**PROBLEMS AND TASKS**
- A) Decide whether each statement agrees with the ColdFusion zip excerpt below. Answer yes or no, and quote the deciding words from the excerpt. (i) The author picked ByteArrayOutputStream because getting a binary object from it looked easiest. (ii) The author must capture a reference returned by the Compress() method. (iii) This approach leaves files that need cleaning up afterward.
- B) In the ColdFusion zip excerpt below, what does each entry of the ByteEntries array hold?
- C) Turn the paragraph of the ColdFusion zip excerpt below that begins "Once I create the output stream" into a short list of steps, keeping its main facts.

Notice that at the bottom, I am creating a Java ByteArrayOutputStream. I chose this output stream (from the numerous Java file I/O decorators) since it seemed like the easiest one from which to get a binary object (ToByteArray()) that I could then use with ColdFusion CFContent and the Variable attribute.

Once I create the output stream, I then just pass it into the ColdFusion ZipUtility.cfc's Compress() method. Since Java objects are passed by reference, I don't have to worry about getting any returned reference to the output object. After the zip is done being written to the output, I then convert it to a binary object (using the output stream's ToByteArray() method) and stream it to the client using the CFContent tag.

This way, all file output is avoided and there is nothing to clean up. Running the above code, here is the result zip file. I have openned up several of the items to prove that adding text entries and file binaries still works:

ColdFusion Zip Utility Writes Zip Data Directly To Output Stream

The updated ColdFusion ZipUtility.cfc I am using to create these zip files is here:

<cfcomponent
	output="false"
	hint="Handles the zipping of files.">

	<!---
		Set up an instance struct to hold instance-
		specific data values.
	--->
	<cfset VARIABLES.Instance = StructNew() />

	<!---
		This will hold the array of all target files to
		be included in the resultant zip file.
	--->
	<cfset VARIABLES.Instance.FileEntries = ArrayNew( 1 ) />

	<!---
		This will hold an array of byte structures. Each
		array entry will hold a byte array and a name
		of the designated file.
	--->
	<cfset VARIABLES.Instance.ByteEntries = ArrayNew( 1 ) />


	<cffunction
		name="Init"
		access="public"
		returntype="any"
		output="false"
		hint="Returns an initialized component instance.">

		<!--- Return This reference. --->
		<cfreturn THIS />
	</cffunction>


	<cffunction
		name="AddByteEntry"

**DATA**

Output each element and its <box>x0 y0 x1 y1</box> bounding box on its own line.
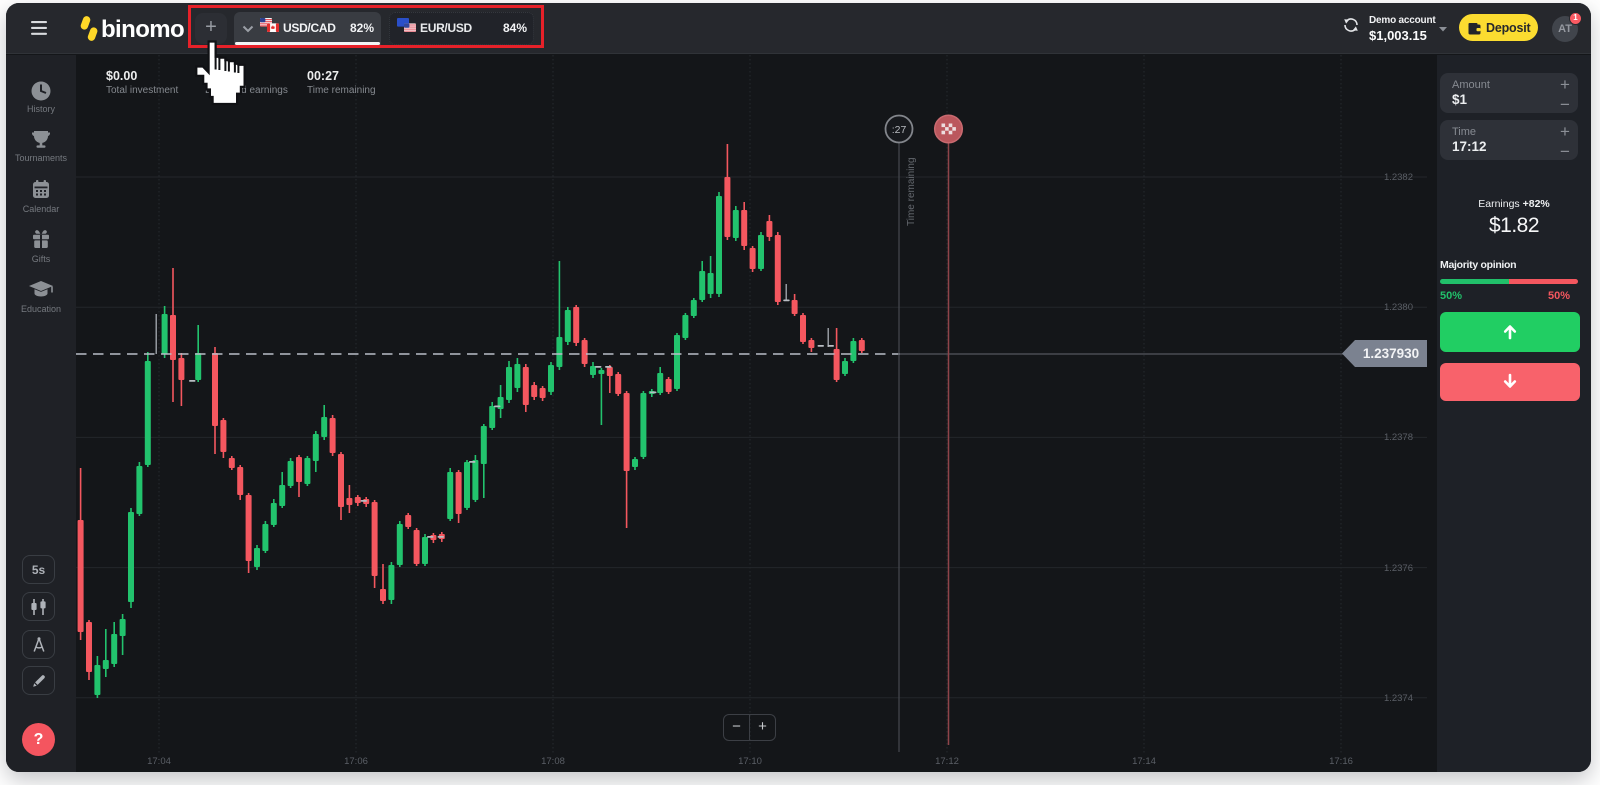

**ANSWER SET**
- A)
(i) Yes: "since it seemed like the easiest one from which to get a binary object (ToByteArray())"
(ii) No: "Since Java objects are passed by reference, I don't have to worry about getting any returned reference to the output object."
(iii) No: "This way, all file output is avoided and there is nothing to clean up."

- B) Each entry holds a byte array and a name of the designated file.

- C)
- Pass the output stream into the ZipUtility.cfc Compress() method.
- No returned reference is needed, because Java objects are passed by reference.
- After the zip is written, convert the stream to a binary object with its ToByteArray() method.
- Stream the binary to the client with the CFContent tag.